REQUEST
Examine the records and identify each line that includes the string "name". Copy those lines.

━━━ DATASET CONTENT ━━━

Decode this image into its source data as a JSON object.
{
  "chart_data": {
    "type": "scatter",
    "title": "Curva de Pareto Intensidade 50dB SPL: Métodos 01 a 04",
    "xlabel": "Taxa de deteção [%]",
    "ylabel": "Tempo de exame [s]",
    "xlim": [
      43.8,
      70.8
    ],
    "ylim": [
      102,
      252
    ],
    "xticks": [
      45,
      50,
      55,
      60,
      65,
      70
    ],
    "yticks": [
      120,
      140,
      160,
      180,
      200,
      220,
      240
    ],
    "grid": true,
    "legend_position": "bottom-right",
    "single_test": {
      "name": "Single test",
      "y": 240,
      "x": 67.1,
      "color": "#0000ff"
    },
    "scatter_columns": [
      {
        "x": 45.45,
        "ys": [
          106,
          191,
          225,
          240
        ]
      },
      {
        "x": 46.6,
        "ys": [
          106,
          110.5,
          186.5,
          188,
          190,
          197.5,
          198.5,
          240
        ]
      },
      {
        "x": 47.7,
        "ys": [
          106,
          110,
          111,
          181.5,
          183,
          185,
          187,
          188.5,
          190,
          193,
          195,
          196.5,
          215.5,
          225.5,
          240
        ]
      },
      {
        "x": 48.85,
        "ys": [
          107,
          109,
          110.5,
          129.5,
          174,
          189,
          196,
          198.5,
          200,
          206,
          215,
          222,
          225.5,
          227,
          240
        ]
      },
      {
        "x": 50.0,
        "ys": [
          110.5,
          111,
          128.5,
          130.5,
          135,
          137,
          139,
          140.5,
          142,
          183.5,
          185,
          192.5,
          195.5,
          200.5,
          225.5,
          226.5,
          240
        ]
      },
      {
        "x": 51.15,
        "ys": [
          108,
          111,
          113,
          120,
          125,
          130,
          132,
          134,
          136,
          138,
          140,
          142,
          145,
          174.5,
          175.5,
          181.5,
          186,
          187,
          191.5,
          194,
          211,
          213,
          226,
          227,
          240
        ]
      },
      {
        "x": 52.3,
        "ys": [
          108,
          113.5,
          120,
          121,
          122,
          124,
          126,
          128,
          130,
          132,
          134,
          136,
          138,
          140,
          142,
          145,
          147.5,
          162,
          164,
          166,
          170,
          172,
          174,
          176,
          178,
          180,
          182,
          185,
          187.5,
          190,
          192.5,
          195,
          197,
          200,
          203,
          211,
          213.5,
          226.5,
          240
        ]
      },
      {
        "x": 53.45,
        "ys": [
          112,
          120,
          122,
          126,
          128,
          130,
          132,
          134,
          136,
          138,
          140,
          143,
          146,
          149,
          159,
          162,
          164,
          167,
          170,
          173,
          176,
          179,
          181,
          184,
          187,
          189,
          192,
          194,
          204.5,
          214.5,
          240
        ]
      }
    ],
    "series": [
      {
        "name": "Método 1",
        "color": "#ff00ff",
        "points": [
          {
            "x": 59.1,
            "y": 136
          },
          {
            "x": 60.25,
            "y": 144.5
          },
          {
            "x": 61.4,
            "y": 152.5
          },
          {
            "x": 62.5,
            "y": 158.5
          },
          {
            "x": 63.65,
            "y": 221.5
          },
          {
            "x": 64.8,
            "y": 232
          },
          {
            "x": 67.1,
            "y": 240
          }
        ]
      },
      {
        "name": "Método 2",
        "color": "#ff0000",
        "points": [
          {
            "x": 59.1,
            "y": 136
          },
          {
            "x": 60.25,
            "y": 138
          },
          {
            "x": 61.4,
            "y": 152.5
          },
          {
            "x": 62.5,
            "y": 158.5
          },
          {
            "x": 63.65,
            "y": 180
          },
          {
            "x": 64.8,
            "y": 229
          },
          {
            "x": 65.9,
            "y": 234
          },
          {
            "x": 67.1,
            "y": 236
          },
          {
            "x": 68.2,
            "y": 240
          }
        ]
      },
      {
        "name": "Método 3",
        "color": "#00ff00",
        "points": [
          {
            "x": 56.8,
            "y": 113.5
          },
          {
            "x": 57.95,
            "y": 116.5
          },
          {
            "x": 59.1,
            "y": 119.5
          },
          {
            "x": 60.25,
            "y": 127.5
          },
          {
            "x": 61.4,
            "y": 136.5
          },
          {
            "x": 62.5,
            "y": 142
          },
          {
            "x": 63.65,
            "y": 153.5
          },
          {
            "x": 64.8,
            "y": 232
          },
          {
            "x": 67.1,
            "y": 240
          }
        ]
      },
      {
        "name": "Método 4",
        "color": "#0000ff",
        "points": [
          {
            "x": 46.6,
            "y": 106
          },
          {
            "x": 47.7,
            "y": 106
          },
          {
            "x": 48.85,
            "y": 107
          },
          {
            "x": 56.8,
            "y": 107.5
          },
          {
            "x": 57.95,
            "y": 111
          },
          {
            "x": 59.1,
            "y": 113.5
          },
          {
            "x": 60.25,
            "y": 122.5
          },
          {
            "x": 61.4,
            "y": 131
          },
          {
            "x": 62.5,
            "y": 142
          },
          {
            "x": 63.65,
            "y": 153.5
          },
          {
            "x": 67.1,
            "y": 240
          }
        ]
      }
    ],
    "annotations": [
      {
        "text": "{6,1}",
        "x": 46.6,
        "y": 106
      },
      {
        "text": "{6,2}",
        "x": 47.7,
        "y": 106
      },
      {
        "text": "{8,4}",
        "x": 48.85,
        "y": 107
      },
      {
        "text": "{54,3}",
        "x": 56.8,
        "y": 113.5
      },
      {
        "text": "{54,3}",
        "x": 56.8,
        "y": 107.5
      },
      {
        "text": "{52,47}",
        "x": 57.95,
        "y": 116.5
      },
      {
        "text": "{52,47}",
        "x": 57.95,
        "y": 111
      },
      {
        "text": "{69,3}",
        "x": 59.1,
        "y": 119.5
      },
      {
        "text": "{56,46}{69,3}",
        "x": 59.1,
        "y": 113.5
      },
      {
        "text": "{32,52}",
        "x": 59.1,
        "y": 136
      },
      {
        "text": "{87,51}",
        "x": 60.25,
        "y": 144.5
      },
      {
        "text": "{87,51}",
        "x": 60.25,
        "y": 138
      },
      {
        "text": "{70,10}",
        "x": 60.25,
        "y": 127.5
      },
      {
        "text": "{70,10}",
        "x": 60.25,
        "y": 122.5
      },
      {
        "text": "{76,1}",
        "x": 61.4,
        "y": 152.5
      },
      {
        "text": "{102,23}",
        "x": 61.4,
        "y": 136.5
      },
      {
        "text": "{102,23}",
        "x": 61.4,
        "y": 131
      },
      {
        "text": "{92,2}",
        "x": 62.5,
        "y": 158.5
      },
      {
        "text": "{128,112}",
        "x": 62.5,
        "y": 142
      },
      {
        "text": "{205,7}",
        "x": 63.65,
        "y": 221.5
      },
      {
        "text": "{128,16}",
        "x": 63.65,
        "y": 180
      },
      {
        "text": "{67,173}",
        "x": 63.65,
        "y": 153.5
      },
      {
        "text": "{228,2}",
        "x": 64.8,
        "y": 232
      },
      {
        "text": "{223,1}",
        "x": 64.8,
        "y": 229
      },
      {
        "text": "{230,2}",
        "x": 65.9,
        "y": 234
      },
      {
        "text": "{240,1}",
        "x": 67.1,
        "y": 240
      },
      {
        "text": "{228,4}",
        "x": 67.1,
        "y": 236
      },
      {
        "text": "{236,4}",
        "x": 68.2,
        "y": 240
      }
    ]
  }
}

━━━

TASK RESULT
      "name": "Single test",
        "name": "Método 1",
        "name": "Método 2",
        "name": "Método 3",
        "name": "Método 4",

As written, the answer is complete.